### What this task involves
The records below must be written out exactly, with every picture left behind.

* BEGIN *

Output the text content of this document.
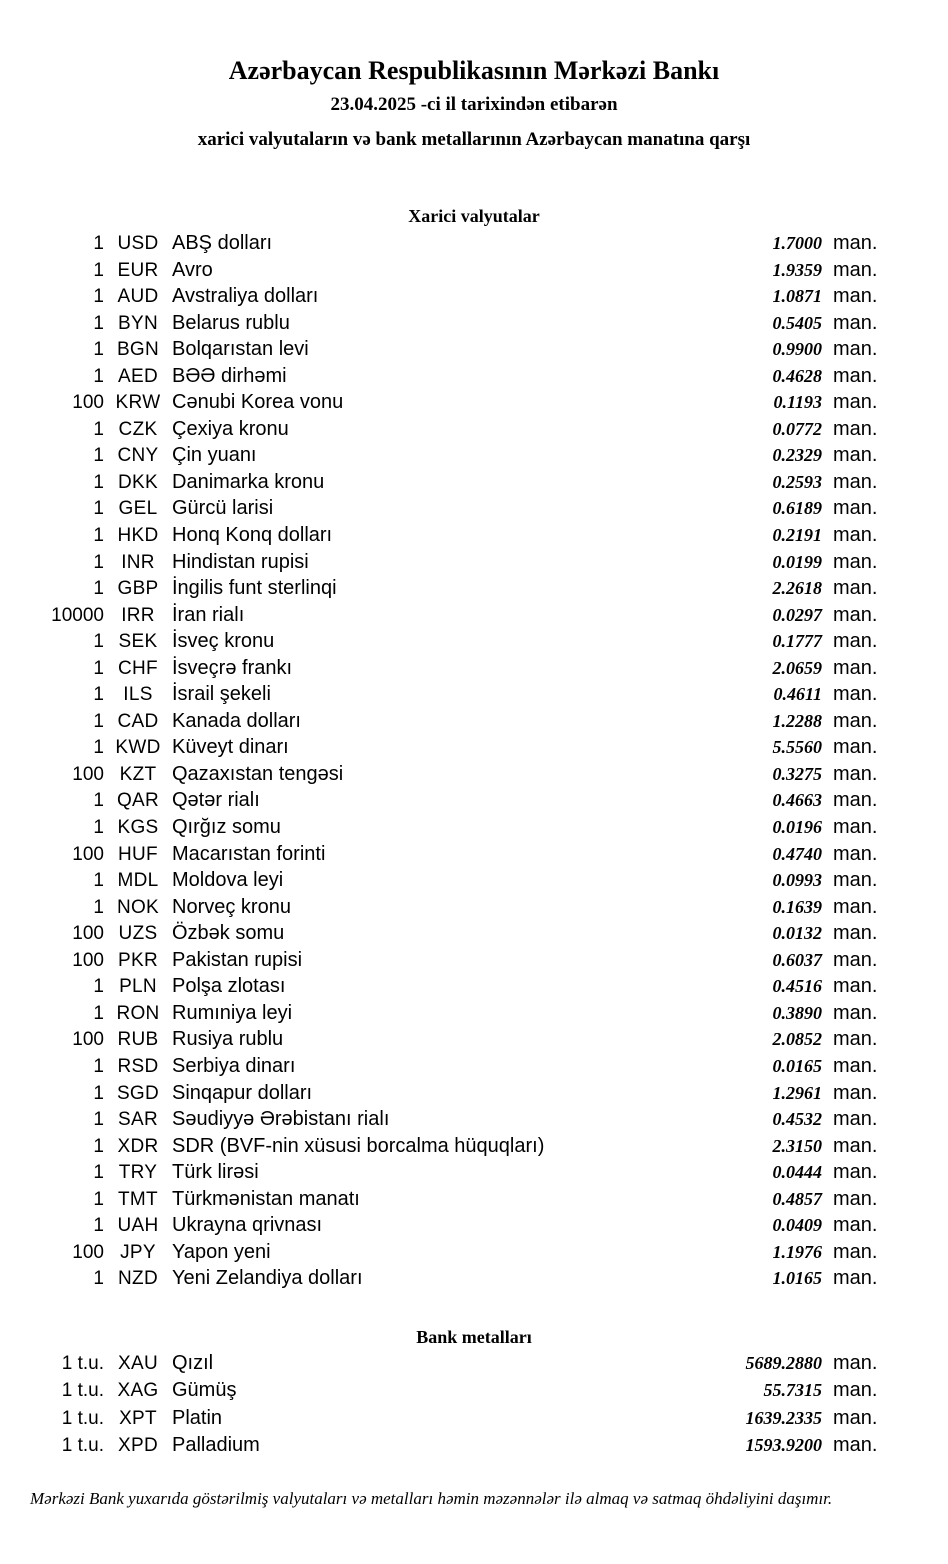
Azərbaycan Respublikasının Mərkəzi Bankı
23.04.2025 -ci il tarixindən etibarən
xarici valyutaların və bank metallarının Azərbaycan manatına qarşı
Xarici valyutalar
1 USD ABŞ dolları	1.7000 man.
1 EUR Avro	1.9359 man.
1 AUD Avstraliya dolları	1.0871 man.
1 BYN Belarus rublu	0.5405 man.
1 BGN Bolqarıstan levi	0.9900 man.
1 AED BƏƏ dirhəmi	0.4628 man.
100 KRW Cənubi Korea vonu	0.1193 man.
1 CZK Çexiya kronu	0.0772 man.
1 CNY Çin yuanı	0.2329 man.
1 DKK Danimarka kronu	0.2593 man.
1 GEL Gürcü larisi	0.6189 man.
1 HKD Honq Konq dolları	0.2191 man.
1 INR Hindistan rupisi	0.0199 man.
1 GBP İngilis funt sterlinqi	2.2618 man.
10000 IRR İran rialı	0.0297 man.
1 SEK İsveç kronu	0.1777 man.
1 CHF İsveçrə frankı	2.0659 man.
1	ILS İsrail şekeli	0.4611 man.
1 CAD Kanada dolları	1.2288 man.
1 KWD Küveyt dinarı	5.5560 man.
100 KZT Qazaxıstan tengəsi	0.3275 man.
1 QAR Qətər rialı	0.4663 man.
1 KGS Qırğız somu	0.0196 man.
100 HUF Macarıstan forinti	0.4740 man.
1 MDL Moldova leyi	0.0993 man.
1 NOK Norveç kronu	0.1639 man.
100 UZS Özbək somu	0.0132 man.
100 PKR Pakistan rupisi	0.6037 man.
1 PLN Polşa zlotası	0.4516 man.
1 RON Rumıniya leyi	0.3890 man.
100 RUB Rusiya rublu	2.0852 man.
1 RSD Serbiya dinarı	0.0165 man.
1 SGD Sinqapur dolları	1.2961 man.
1 SAR Səudiyyə Ərəbistanı rialı	0.4532 man.
1 XDR SDR (BVF-nin xüsusi borcalma hüquqları)	2.3150 man.
1 TRY Türk lirəsi	0.0444 man.
1 TMT Türkmənistan manatı	0.4857 man.
1 UAH Ukrayna qrivnası	0.0409 man.
100 JPY Yapon yeni	1.1976 man.
1 NZD Yeni Zelandiya dolları	1.0165 man.
Bank metalları
1 t.u. XAU Qızıl	5689.2880 man.
1 t.u. XAG Gümüş	55.7315 man.
1 t.u. XPT Platin	1639.2335 man.
1 t.u. XPD Palladium	1593.9200 man.
Mərkəzi Bank yuxarıda göstərilmiş valyutaları və metalları həmin məzənnələr ilə almaq və satmaq öhdəliyini daşımır.
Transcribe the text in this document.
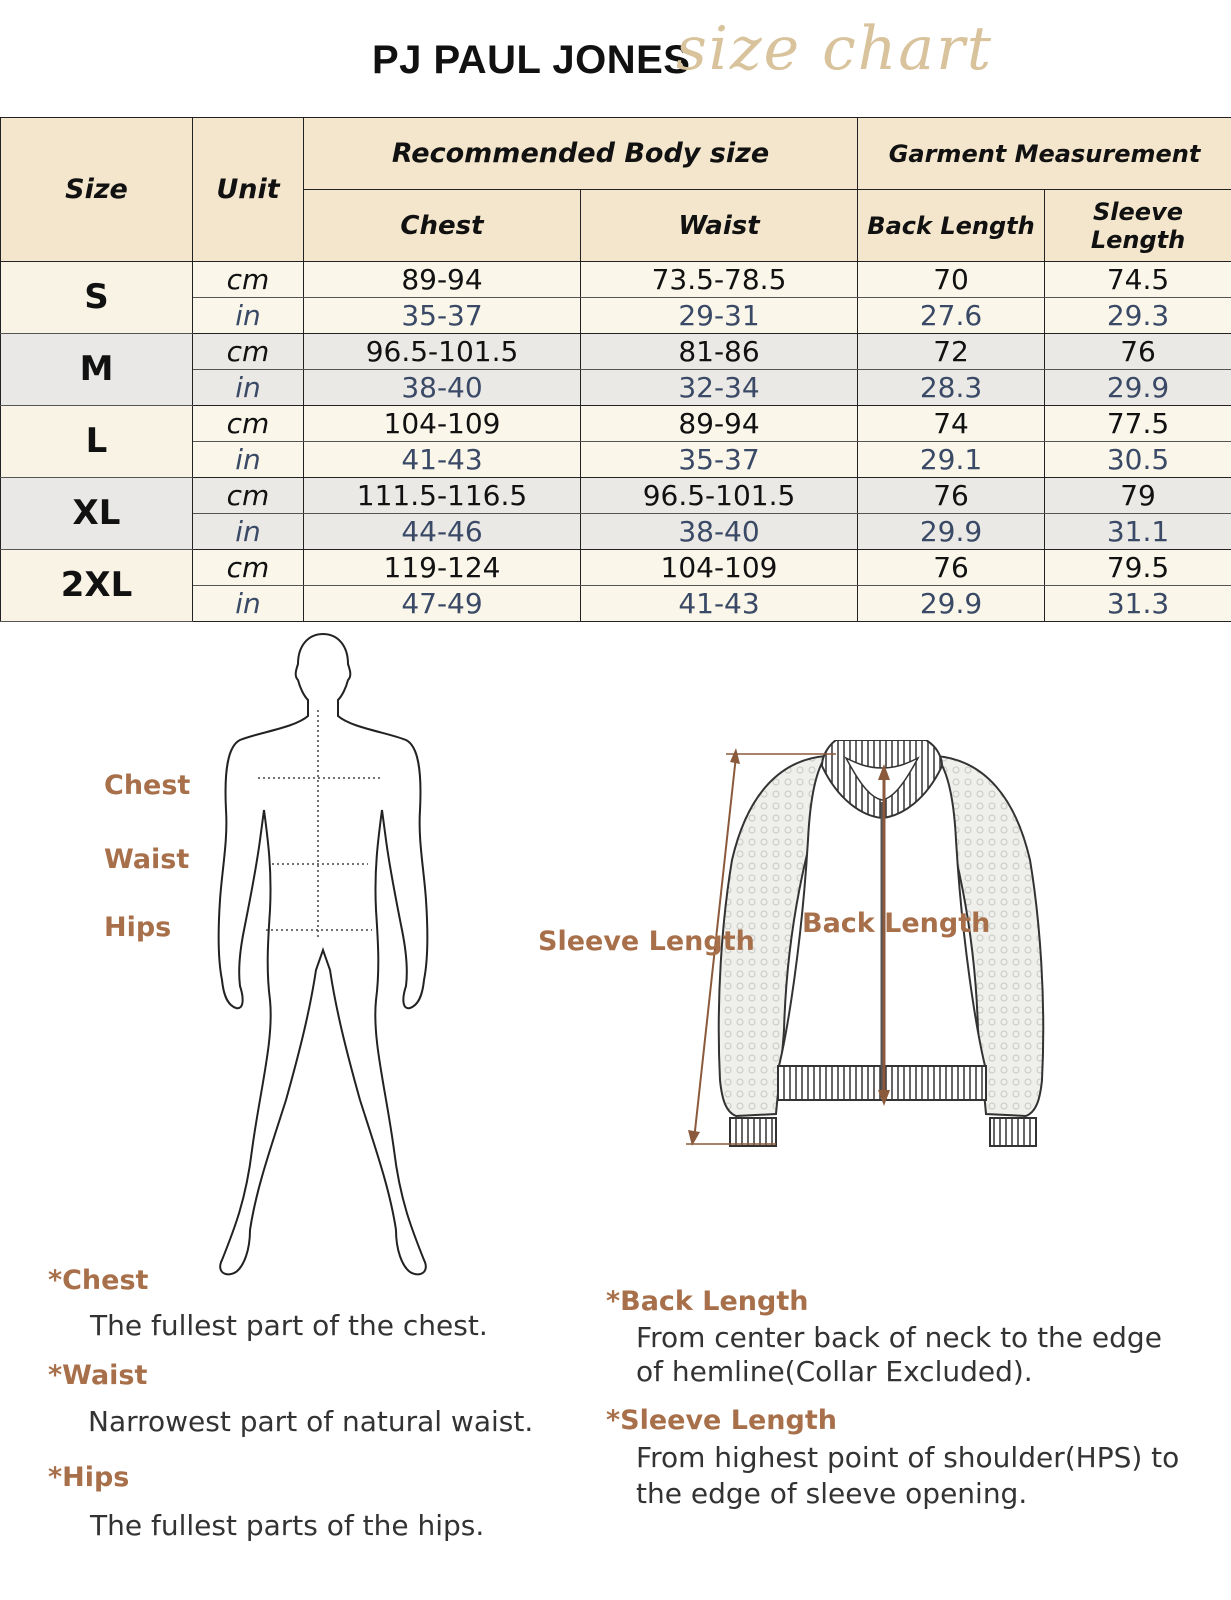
PJ PAUL JONES
size chart
Size	Unit	Recommended Body size		Garment Measurement	
		Chest	Waist	Back Length	Sleeve Length
S	cm	89-94	73.5-78.5	70	74.5
	in	35-37	29-31	27.6	29.3
M	cm	96.5-101.5	81-86	72	76
	in	38-40	32-34	28.3	29.9
L	cm	104-109	89-94	74	77.5
	in	41-43	35-37	29.1	30.5
XL	cm	111.5-116.5	96.5-101.5	76	79
	in	44-46	38-40	29.9	31.1
2XL	cm	119-124	104-109	76	79.5
	in	47-49	41-43	29.9	31.3
Chest
Waist
Hips	Sleeve Length
Back Length
*Chest
The fullest part of the chest.
*Waist
Narrowest part of natural waist.
*Hips
The fullest parts of the hips.
*Back Length
From center back of neck to the edge
of hemline(Collar Excluded).
*Sleeve Length
From highest point of shoulder(HPS) to
the edge of sleeve opening.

* END *

### Answer
Output the text content of this document.
Azərbaycan Respublikasının Mərkəzi Bankı
23.04.2025 -ci il tarixindən etibarən
xarici valyutaların və bank metallarının Azərbaycan manatına qarşı
Xarici valyutalar
1 USD ABŞ dolları	1.7000 man.
1 EUR Avro	1.9359 man.
1 AUD Avstraliya dolları	1.0871 man.
1 BYN Belarus rublu	0.5405 man.
1 BGN Bolqarıstan levi	0.9900 man.
1 AED BƏƏ dirhəmi	0.4628 man.
100 KRW Cənubi Korea vonu	0.1193 man.
1 CZK Çexiya kronu	0.0772 man.
1 CNY Çin yuanı	0.2329 man.
1 DKK Danimarka kronu	0.2593 man.
1 GEL Gürcü larisi	0.6189 man.
1 HKD Honq Konq dolları	0.2191 man.
1 INR Hindistan rupisi	0.0199 man.
1 GBP İngilis funt sterlinqi	2.2618 man.
10000 IRR İran rialı	0.0297 man.
1 SEK İsveç kronu	0.1777 man.
1 CHF İsveçrə frankı	2.0659 man.
1	ILS İsrail şekeli	0.4611 man.
1 CAD Kanada dolları	1.2288 man.
1 KWD Küveyt dinarı	5.5560 man.
100 KZT Qazaxıstan tengəsi	0.3275 man.
1 QAR Qətər rialı	0.4663 man.
1 KGS Qırğız somu	0.0196 man.
100 HUF Macarıstan forinti	0.4740 man.
1 MDL Moldova leyi	0.0993 man.
1 NOK Norveç kronu	0.1639 man.
100 UZS Özbək somu	0.0132 man.
100 PKR Pakistan rupisi	0.6037 man.
1 PLN Polşa zlotası	0.4516 man.
1 RON Rumıniya leyi	0.3890 man.
100 RUB Rusiya rublu	2.0852 man.
1 RSD Serbiya dinarı	0.0165 man.
1 SGD Sinqapur dolları	1.2961 man.
1 SAR Səudiyyə Ərəbistanı rialı	0.4532 man.
1 XDR SDR (BVF-nin xüsusi borcalma hüquqları)	2.3150 man.
1 TRY Türk lirəsi	0.0444 man.
1 TMT Türkmənistan manatı	0.4857 man.
1 UAH Ukrayna qrivnası	0.0409 man.
100 JPY Yapon yeni	1.1976 man.
1 NZD Yeni Zelandiya dolları	1.0165 man.
Bank metalları
1 t.u. XAU Qızıl	5689.2880 man.
1 t.u. XAG Gümüş	55.7315 man.
1 t.u. XPT Platin	1639.2335 man.
1 t.u. XPD Palladium	1593.9200 man.
Mərkəzi Bank yuxarıda göstərilmiş valyutaları və metalları həmin məzənnələr ilə almaq və satmaq öhdəliyini daşımır.
Transcribe the text in this document.
PJ PAUL JONES
size chart
Size	Unit	Recommended Body size		Garment Measurement	
		Chest	Waist	Back Length	Sleeve Length
S	cm	89-94	73.5-78.5	70	74.5
	in	35-37	29-31	27.6	29.3
M	cm	96.5-101.5	81-86	72	76
	in	38-40	32-34	28.3	29.9
L	cm	104-109	89-94	74	77.5
	in	41-43	35-37	29.1	30.5
XL	cm	111.5-116.5	96.5-101.5	76	79
	in	44-46	38-40	29.9	31.1
2XL	cm	119-124	104-109	76	79.5
	in	47-49	41-43	29.9	31.3
Chest
Waist
Hips	Sleeve Length
Back Length
*Chest
The fullest part of the chest.
*Waist
Narrowest part of natural waist.
*Hips
The fullest parts of the hips.
*Back Length
From center back of neck to the edge
of hemline(Collar Excluded).
*Sleeve Length
From highest point of shoulder(HPS) to
the edge of sleeve opening.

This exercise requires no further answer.